Challenge: The records underneath are to be repeated exactly, with the pictures left out.
****
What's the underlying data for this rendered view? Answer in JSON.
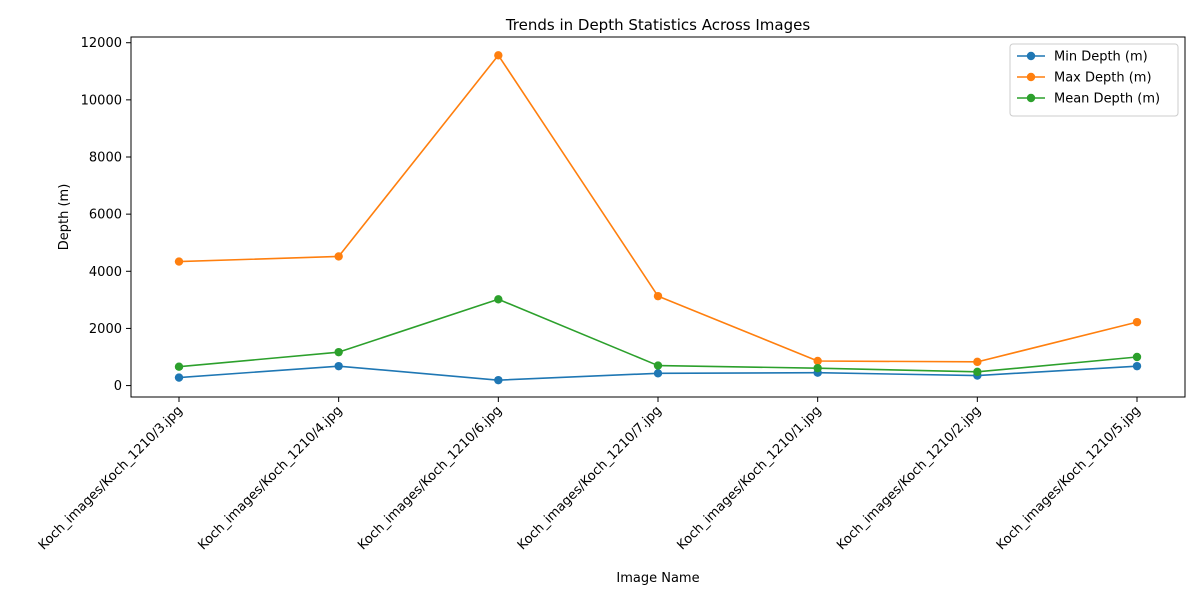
{
  "chart_data": {
    "type": "line",
    "title": "Trends in Depth Statistics Across Images",
    "xlabel": "Image Name",
    "ylabel": "Depth (m)",
    "categories": [
      "Koch_images/Koch_1210/3.jpg",
      "Koch_images/Koch_1210/4.jpg",
      "Koch_images/Koch_1210/6.jpg",
      "Koch_images/Koch_1210/7.jpg",
      "Koch_images/Koch_1210/1.jpg",
      "Koch_images/Koch_1210/2.jpg",
      "Koch_images/Koch_1210/5.jpg"
    ],
    "series": [
      {
        "name": "Min Depth (m)",
        "color": "#1f77b4",
        "values": [
          280,
          680,
          190,
          430,
          450,
          350,
          680
        ]
      },
      {
        "name": "Max Depth (m)",
        "color": "#ff7f0e",
        "values": [
          4340,
          4520,
          11560,
          3130,
          860,
          830,
          2220
        ]
      },
      {
        "name": "Mean Depth (m)",
        "color": "#2ca02c",
        "values": [
          660,
          1170,
          3020,
          700,
          610,
          480,
          1000
        ]
      }
    ],
    "ylim": [
      -400,
      12200
    ],
    "yticks": [
      0,
      2000,
      4000,
      6000,
      8000,
      10000,
      12000
    ],
    "grid": false,
    "legend_position": "top-right",
    "marker": "circle"
  }
}
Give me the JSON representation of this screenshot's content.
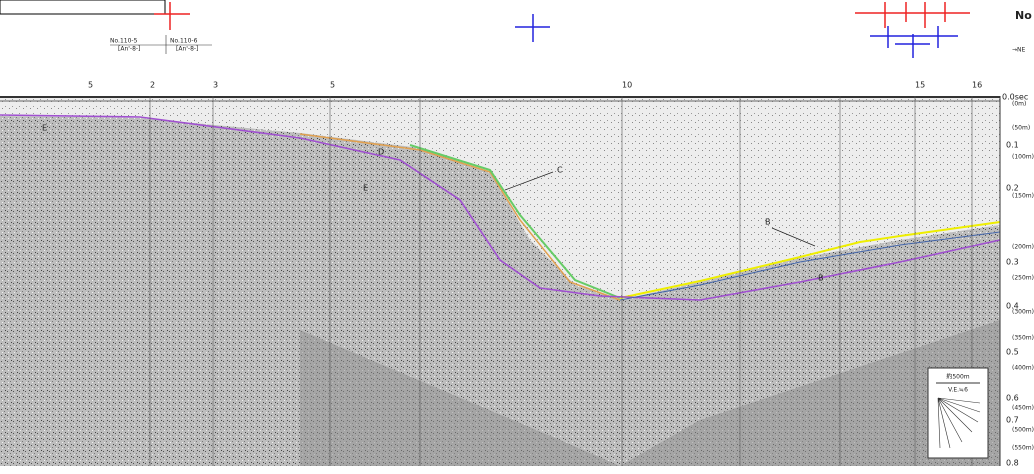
{
  "header": {
    "title": "No",
    "subtitle": "→NE"
  },
  "section_labels": [
    {
      "name": "No.110-5",
      "code": "[An'-8-]"
    },
    {
      "name": "No.110-6",
      "code": "[An'-8-]"
    }
  ],
  "station_numbers": [
    "5",
    "2",
    "3",
    "5",
    "10",
    "15",
    "16"
  ],
  "horizon_labels": [
    "E",
    "D",
    "E",
    "C",
    "B",
    "B"
  ],
  "time_scale": [
    "0.0sec",
    "0.1",
    "0.2",
    "0.3",
    "0.4",
    "0.5",
    "0.6",
    "0.7",
    "0.8"
  ],
  "depth_scale": [
    "(0m)",
    "(50m)",
    "(100m)",
    "(150m)",
    "(200m)",
    "(250m)",
    "(300m)",
    "(350m)",
    "(400m)",
    "(450m)",
    "(500m)",
    "(550m)"
  ],
  "legend": {
    "distance": "約500m",
    "exaggeration": "V.E.≒6"
  }
}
****
Answer below:
What's the underlying data for this rendered view? Answer in JSON.
{
  "chart_data": {
    "type": "line",
    "title": "Trends in Depth Statistics Across Images",
    "xlabel": "Image Name",
    "ylabel": "Depth (m)",
    "categories": [
      "Koch_images/Koch_1210/3.jpg",
      "Koch_images/Koch_1210/4.jpg",
      "Koch_images/Koch_1210/6.jpg",
      "Koch_images/Koch_1210/7.jpg",
      "Koch_images/Koch_1210/1.jpg",
      "Koch_images/Koch_1210/2.jpg",
      "Koch_images/Koch_1210/5.jpg"
    ],
    "series": [
      {
        "name": "Min Depth (m)",
        "color": "#1f77b4",
        "values": [
          280,
          680,
          190,
          430,
          450,
          350,
          680
        ]
      },
      {
        "name": "Max Depth (m)",
        "color": "#ff7f0e",
        "values": [
          4340,
          4520,
          11560,
          3130,
          860,
          830,
          2220
        ]
      },
      {
        "name": "Mean Depth (m)",
        "color": "#2ca02c",
        "values": [
          660,
          1170,
          3020,
          700,
          610,
          480,
          1000
        ]
      }
    ],
    "ylim": [
      -400,
      12200
    ],
    "yticks": [
      0,
      2000,
      4000,
      6000,
      8000,
      10000,
      12000
    ],
    "grid": false,
    "legend_position": "top-right",
    "marker": "circle"
  }
}
Give me the JSON representation of this screenshot's content.
{
  "header": {
    "title": "No",
    "subtitle": "→NE"
  },
  "section_labels": [
    {
      "name": "No.110-5",
      "code": "[An'-8-]"
    },
    {
      "name": "No.110-6",
      "code": "[An'-8-]"
    }
  ],
  "station_numbers": [
    "5",
    "2",
    "3",
    "5",
    "10",
    "15",
    "16"
  ],
  "horizon_labels": [
    "E",
    "D",
    "E",
    "C",
    "B",
    "B"
  ],
  "time_scale": [
    "0.0sec",
    "0.1",
    "0.2",
    "0.3",
    "0.4",
    "0.5",
    "0.6",
    "0.7",
    "0.8"
  ],
  "depth_scale": [
    "(0m)",
    "(50m)",
    "(100m)",
    "(150m)",
    "(200m)",
    "(250m)",
    "(300m)",
    "(350m)",
    "(400m)",
    "(450m)",
    "(500m)",
    "(550m)"
  ],
  "legend": {
    "distance": "約500m",
    "exaggeration": "V.E.≒6"
  }
}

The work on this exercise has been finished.